**THE PROBLEM:** Leave out any pictures and transcribe all other data below exactly.
------ ENTRIES SUPPLIED ------
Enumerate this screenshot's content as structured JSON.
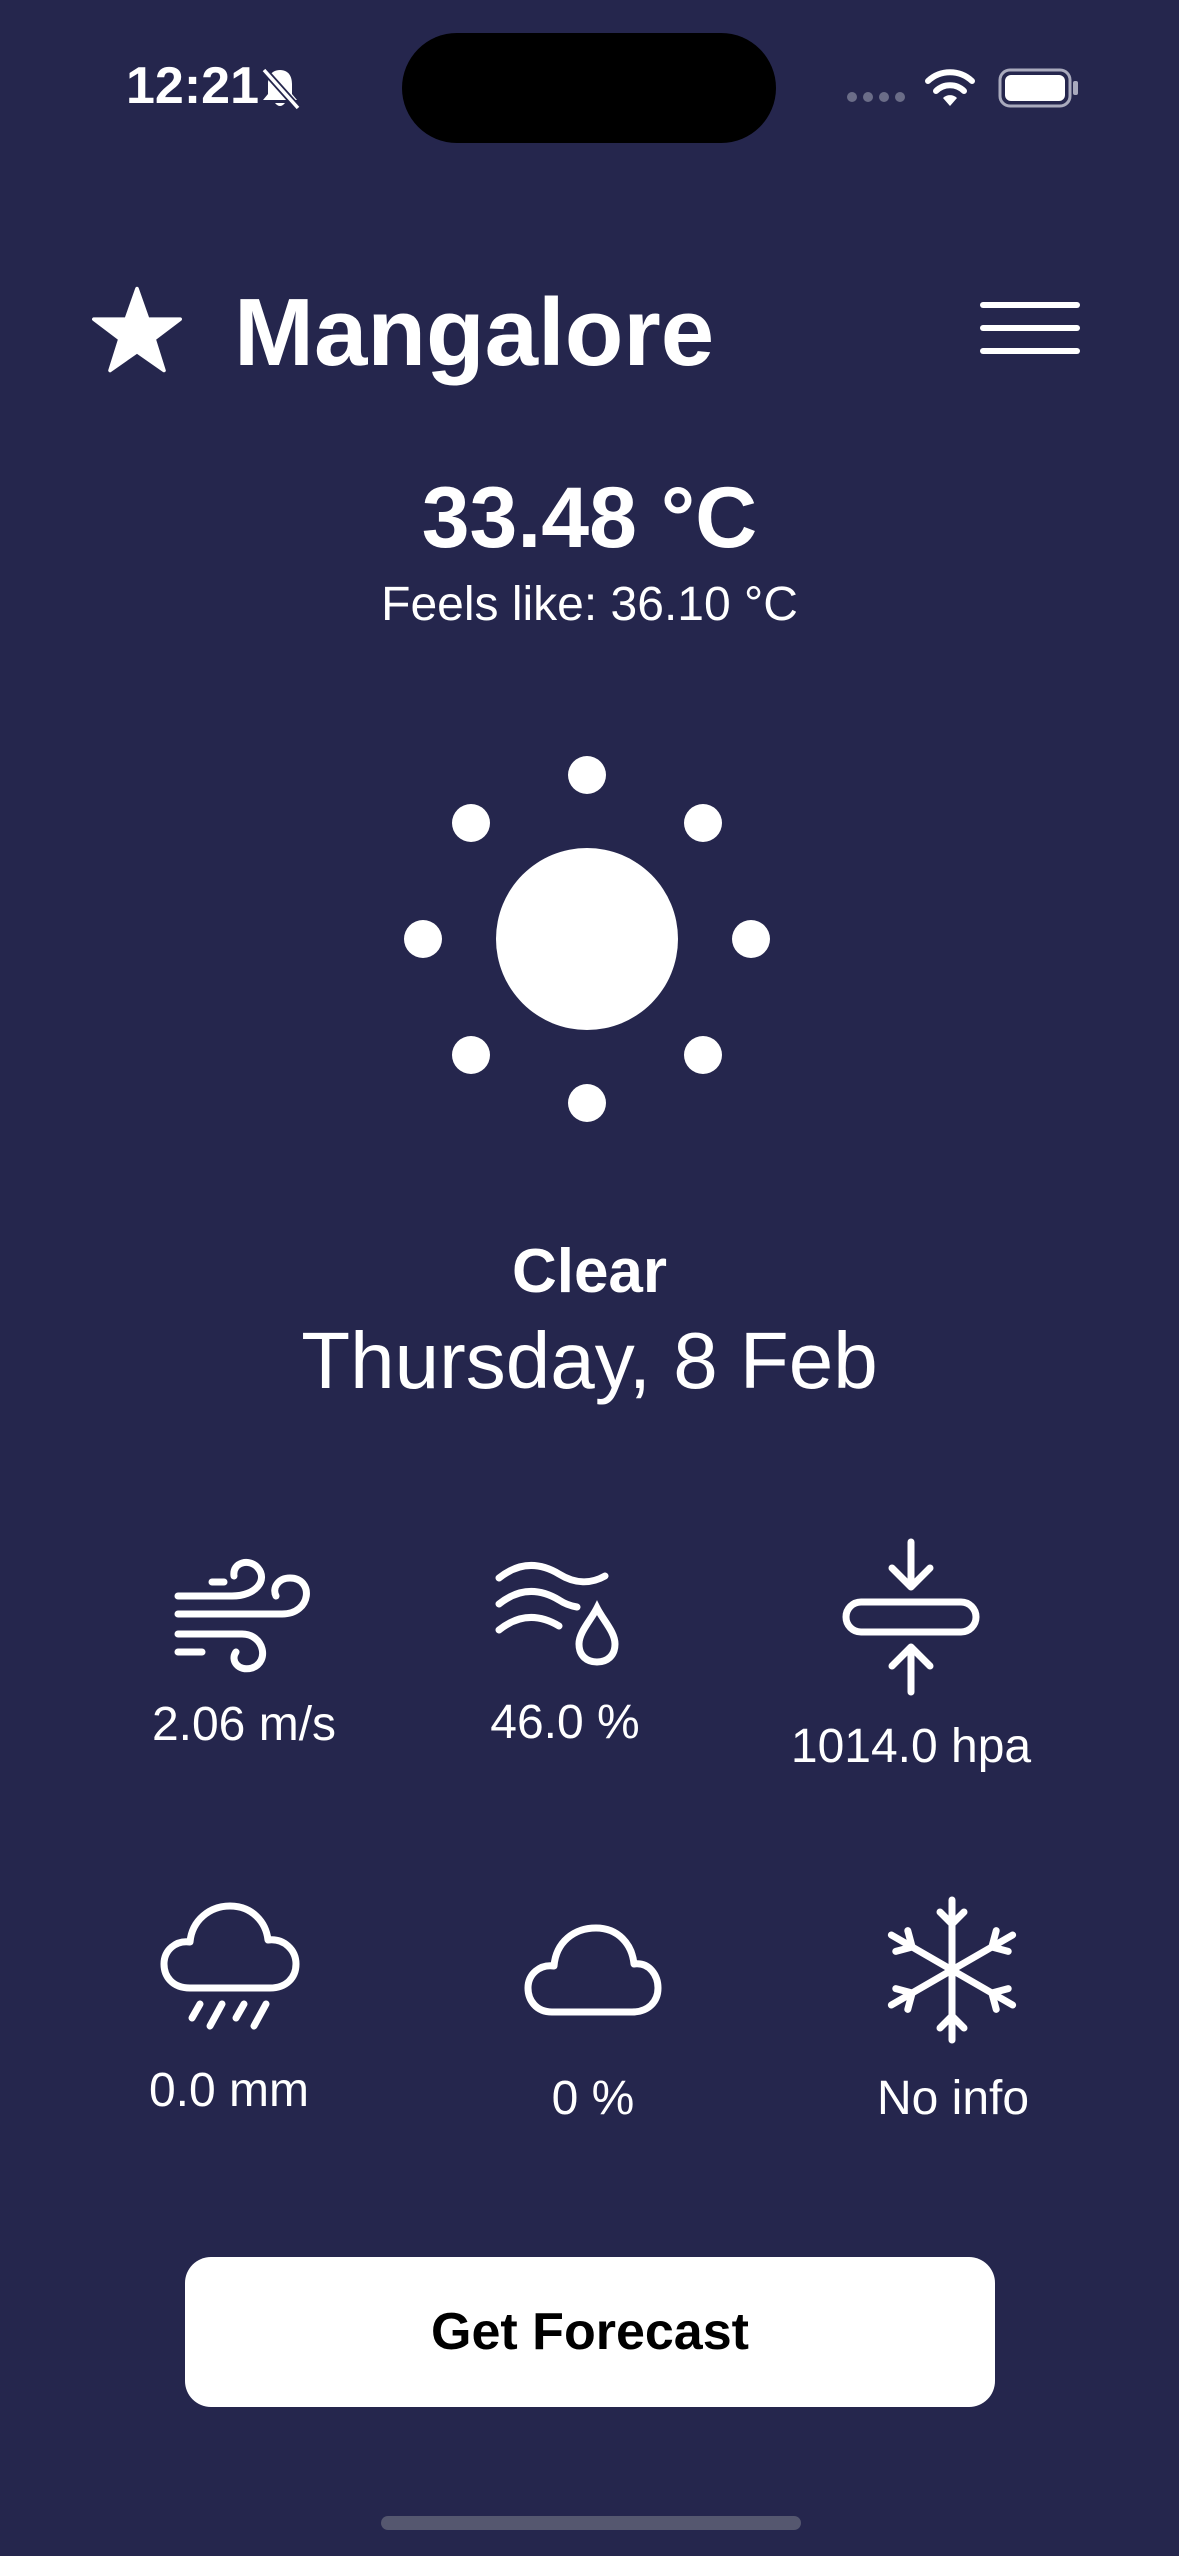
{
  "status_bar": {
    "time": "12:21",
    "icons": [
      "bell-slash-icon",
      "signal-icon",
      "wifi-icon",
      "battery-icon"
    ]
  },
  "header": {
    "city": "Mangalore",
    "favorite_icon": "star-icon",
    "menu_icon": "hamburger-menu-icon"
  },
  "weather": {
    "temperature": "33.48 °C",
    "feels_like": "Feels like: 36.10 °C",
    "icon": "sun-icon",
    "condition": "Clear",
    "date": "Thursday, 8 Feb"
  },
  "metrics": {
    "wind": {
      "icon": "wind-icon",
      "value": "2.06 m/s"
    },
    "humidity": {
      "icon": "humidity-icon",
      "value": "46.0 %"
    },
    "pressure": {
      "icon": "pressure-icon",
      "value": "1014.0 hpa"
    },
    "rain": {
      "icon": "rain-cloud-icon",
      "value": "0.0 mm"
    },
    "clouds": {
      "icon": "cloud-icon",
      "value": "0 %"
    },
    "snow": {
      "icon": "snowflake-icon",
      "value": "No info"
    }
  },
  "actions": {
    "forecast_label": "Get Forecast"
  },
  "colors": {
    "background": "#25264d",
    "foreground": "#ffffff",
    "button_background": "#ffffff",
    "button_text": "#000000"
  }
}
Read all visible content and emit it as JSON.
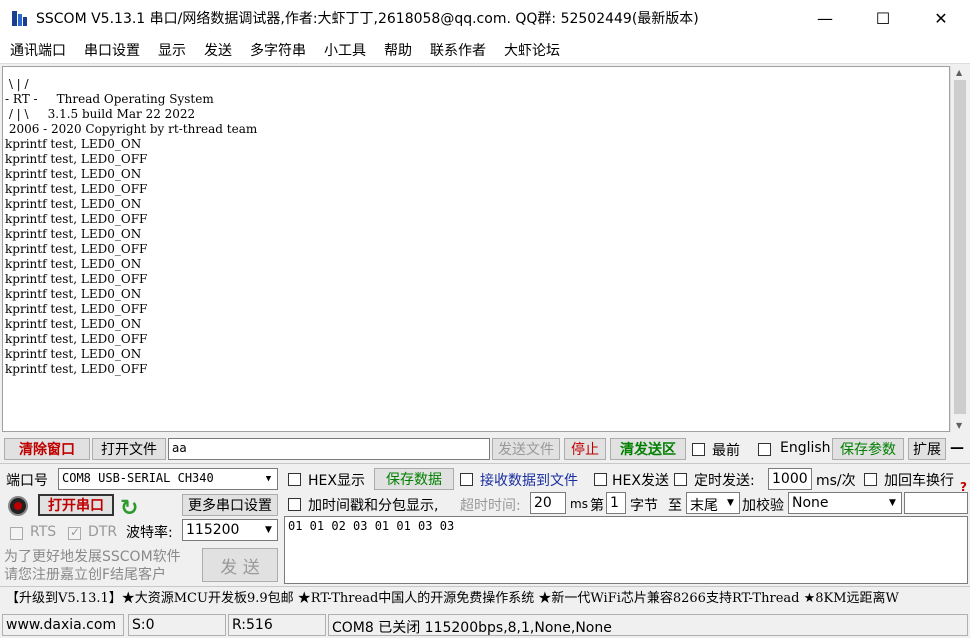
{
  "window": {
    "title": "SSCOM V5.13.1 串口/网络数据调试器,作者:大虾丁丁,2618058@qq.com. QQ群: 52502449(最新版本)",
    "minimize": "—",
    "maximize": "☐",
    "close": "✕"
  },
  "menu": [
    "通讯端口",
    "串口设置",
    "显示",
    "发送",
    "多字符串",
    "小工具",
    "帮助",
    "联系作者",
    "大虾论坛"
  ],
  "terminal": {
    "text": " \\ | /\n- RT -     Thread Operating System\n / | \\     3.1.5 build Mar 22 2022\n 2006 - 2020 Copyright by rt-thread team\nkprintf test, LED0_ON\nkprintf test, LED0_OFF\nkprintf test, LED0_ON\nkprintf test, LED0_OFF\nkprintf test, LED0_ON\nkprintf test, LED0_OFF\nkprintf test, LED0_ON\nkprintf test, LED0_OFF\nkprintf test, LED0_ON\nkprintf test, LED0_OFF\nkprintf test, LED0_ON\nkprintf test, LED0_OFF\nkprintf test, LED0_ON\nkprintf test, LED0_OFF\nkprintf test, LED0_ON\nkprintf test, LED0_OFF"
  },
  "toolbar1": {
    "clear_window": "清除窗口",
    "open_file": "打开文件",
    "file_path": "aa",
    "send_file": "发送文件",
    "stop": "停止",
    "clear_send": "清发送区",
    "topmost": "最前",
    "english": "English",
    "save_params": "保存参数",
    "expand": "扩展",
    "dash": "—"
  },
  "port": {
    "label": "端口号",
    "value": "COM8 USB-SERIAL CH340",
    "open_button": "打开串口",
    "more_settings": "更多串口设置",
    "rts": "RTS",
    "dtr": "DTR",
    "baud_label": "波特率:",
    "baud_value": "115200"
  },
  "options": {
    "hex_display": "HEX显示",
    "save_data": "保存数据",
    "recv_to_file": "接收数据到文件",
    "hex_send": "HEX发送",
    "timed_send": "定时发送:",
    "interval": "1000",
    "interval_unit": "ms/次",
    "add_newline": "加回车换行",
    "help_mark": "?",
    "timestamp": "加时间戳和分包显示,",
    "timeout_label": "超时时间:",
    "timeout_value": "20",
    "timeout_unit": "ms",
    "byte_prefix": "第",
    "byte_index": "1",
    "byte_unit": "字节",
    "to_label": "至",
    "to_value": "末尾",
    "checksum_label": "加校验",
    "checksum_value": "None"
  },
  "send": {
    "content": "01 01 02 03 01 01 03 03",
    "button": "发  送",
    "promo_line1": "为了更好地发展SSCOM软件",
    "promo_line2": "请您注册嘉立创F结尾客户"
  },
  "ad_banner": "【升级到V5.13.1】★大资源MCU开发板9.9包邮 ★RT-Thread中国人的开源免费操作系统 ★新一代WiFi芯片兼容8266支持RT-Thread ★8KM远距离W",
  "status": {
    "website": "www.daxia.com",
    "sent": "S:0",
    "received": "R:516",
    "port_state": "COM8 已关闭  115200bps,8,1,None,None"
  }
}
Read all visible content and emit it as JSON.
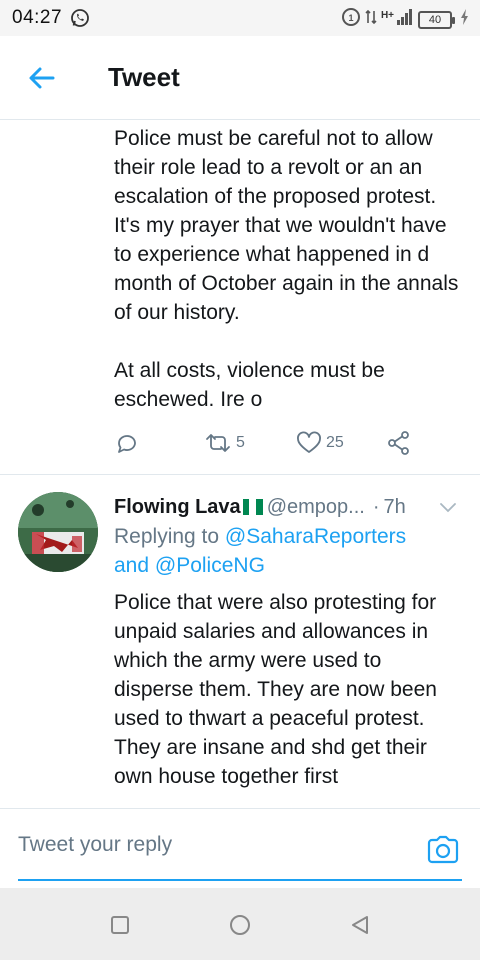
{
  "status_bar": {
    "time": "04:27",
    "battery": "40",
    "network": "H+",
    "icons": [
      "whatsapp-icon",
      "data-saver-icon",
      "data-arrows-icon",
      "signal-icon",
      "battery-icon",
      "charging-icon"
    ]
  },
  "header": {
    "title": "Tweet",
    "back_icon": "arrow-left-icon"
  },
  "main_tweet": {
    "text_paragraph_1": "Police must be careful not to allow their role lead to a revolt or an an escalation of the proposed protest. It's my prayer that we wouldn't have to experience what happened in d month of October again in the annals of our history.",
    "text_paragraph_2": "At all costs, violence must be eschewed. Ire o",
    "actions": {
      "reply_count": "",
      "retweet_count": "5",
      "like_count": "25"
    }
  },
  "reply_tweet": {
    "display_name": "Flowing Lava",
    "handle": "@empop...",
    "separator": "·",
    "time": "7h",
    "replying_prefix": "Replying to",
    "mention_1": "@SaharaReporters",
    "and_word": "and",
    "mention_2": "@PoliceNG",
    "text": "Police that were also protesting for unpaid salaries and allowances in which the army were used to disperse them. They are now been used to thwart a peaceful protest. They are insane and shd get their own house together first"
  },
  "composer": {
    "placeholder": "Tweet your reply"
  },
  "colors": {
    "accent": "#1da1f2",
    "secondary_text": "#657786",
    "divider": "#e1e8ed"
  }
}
------
**SOLVED PROBLEM:**
Enumerate this screenshot's content as structured JSON.
{
  "status_bar": {
    "time": "12:21",
    "icons": [
      "bell-slash-icon",
      "signal-icon",
      "wifi-icon",
      "battery-icon"
    ]
  },
  "header": {
    "city": "Mangalore",
    "favorite_icon": "star-icon",
    "menu_icon": "hamburger-menu-icon"
  },
  "weather": {
    "temperature": "33.48 °C",
    "feels_like": "Feels like: 36.10 °C",
    "icon": "sun-icon",
    "condition": "Clear",
    "date": "Thursday, 8 Feb"
  },
  "metrics": {
    "wind": {
      "icon": "wind-icon",
      "value": "2.06 m/s"
    },
    "humidity": {
      "icon": "humidity-icon",
      "value": "46.0 %"
    },
    "pressure": {
      "icon": "pressure-icon",
      "value": "1014.0 hpa"
    },
    "rain": {
      "icon": "rain-cloud-icon",
      "value": "0.0 mm"
    },
    "clouds": {
      "icon": "cloud-icon",
      "value": "0 %"
    },
    "snow": {
      "icon": "snowflake-icon",
      "value": "No info"
    }
  },
  "actions": {
    "forecast_label": "Get Forecast"
  },
  "colors": {
    "background": "#25264d",
    "foreground": "#ffffff",
    "button_background": "#ffffff",
    "button_text": "#000000"
  }
}
Read all visible content and emit it as JSON.
{
  "window": {
    "title": "SSCOM V5.13.1 串口/网络数据调试器,作者:大虾丁丁,2618058@qq.com. QQ群: 52502449(最新版本)",
    "minimize": "—",
    "maximize": "☐",
    "close": "✕"
  },
  "menu": [
    "通讯端口",
    "串口设置",
    "显示",
    "发送",
    "多字符串",
    "小工具",
    "帮助",
    "联系作者",
    "大虾论坛"
  ],
  "terminal": {
    "text": " \\ | /\n- RT -     Thread Operating System\n / | \\     3.1.5 build Mar 22 2022\n 2006 - 2020 Copyright by rt-thread team\nkprintf test, LED0_ON\nkprintf test, LED0_OFF\nkprintf test, LED0_ON\nkprintf test, LED0_OFF\nkprintf test, LED0_ON\nkprintf test, LED0_OFF\nkprintf test, LED0_ON\nkprintf test, LED0_OFF\nkprintf test, LED0_ON\nkprintf test, LED0_OFF\nkprintf test, LED0_ON\nkprintf test, LED0_OFF\nkprintf test, LED0_ON\nkprintf test, LED0_OFF\nkprintf test, LED0_ON\nkprintf test, LED0_OFF"
  },
  "toolbar1": {
    "clear_window": "清除窗口",
    "open_file": "打开文件",
    "file_path": "aa",
    "send_file": "发送文件",
    "stop": "停止",
    "clear_send": "清发送区",
    "topmost": "最前",
    "english": "English",
    "save_params": "保存参数",
    "expand": "扩展",
    "dash": "—"
  },
  "port": {
    "label": "端口号",
    "value": "COM8 USB-SERIAL CH340",
    "open_button": "打开串口",
    "more_settings": "更多串口设置",
    "rts": "RTS",
    "dtr": "DTR",
    "baud_label": "波特率:",
    "baud_value": "115200"
  },
  "options": {
    "hex_display": "HEX显示",
    "save_data": "保存数据",
    "recv_to_file": "接收数据到文件",
    "hex_send": "HEX发送",
    "timed_send": "定时发送:",
    "interval": "1000",
    "interval_unit": "ms/次",
    "add_newline": "加回车换行",
    "help_mark": "?",
    "timestamp": "加时间戳和分包显示,",
    "timeout_label": "超时时间:",
    "timeout_value": "20",
    "timeout_unit": "ms",
    "byte_prefix": "第",
    "byte_index": "1",
    "byte_unit": "字节",
    "to_label": "至",
    "to_value": "末尾",
    "checksum_label": "加校验",
    "checksum_value": "None"
  },
  "send": {
    "content": "01 01 02 03 01 01 03 03",
    "button": "发  送",
    "promo_line1": "为了更好地发展SSCOM软件",
    "promo_line2": "请您注册嘉立创F结尾客户"
  },
  "ad_banner": "【升级到V5.13.1】★大资源MCU开发板9.9包邮 ★RT-Thread中国人的开源免费操作系统 ★新一代WiFi芯片兼容8266支持RT-Thread ★8KM远距离W",
  "status": {
    "website": "www.daxia.com",
    "sent": "S:0",
    "received": "R:516",
    "port_state": "COM8 已关闭  115200bps,8,1,None,None"
  }
}
Read all visible content and emit it as JSON.
{
  "status_bar": {
    "time": "04:27",
    "battery": "40",
    "network": "H+",
    "icons": [
      "whatsapp-icon",
      "data-saver-icon",
      "data-arrows-icon",
      "signal-icon",
      "battery-icon",
      "charging-icon"
    ]
  },
  "header": {
    "title": "Tweet",
    "back_icon": "arrow-left-icon"
  },
  "main_tweet": {
    "text_paragraph_1": "Police must be careful not to allow their role lead to a revolt or an an escalation of the proposed protest. It's my prayer that we wouldn't have to experience what happened in d month of October again in the annals of our history.",
    "text_paragraph_2": "At all costs, violence must be eschewed. Ire o",
    "actions": {
      "reply_count": "",
      "retweet_count": "5",
      "like_count": "25"
    }
  },
  "reply_tweet": {
    "display_name": "Flowing Lava",
    "handle": "@empop...",
    "separator": "·",
    "time": "7h",
    "replying_prefix": "Replying to",
    "mention_1": "@SaharaReporters",
    "and_word": "and",
    "mention_2": "@PoliceNG",
    "text": "Police that were also protesting for unpaid salaries and allowances in which the army were used to disperse them. They are now been used to thwart a peaceful protest. They are insane and shd get their own house together first"
  },
  "composer": {
    "placeholder": "Tweet your reply"
  },
  "colors": {
    "accent": "#1da1f2",
    "secondary_text": "#657786",
    "divider": "#e1e8ed"
  }
}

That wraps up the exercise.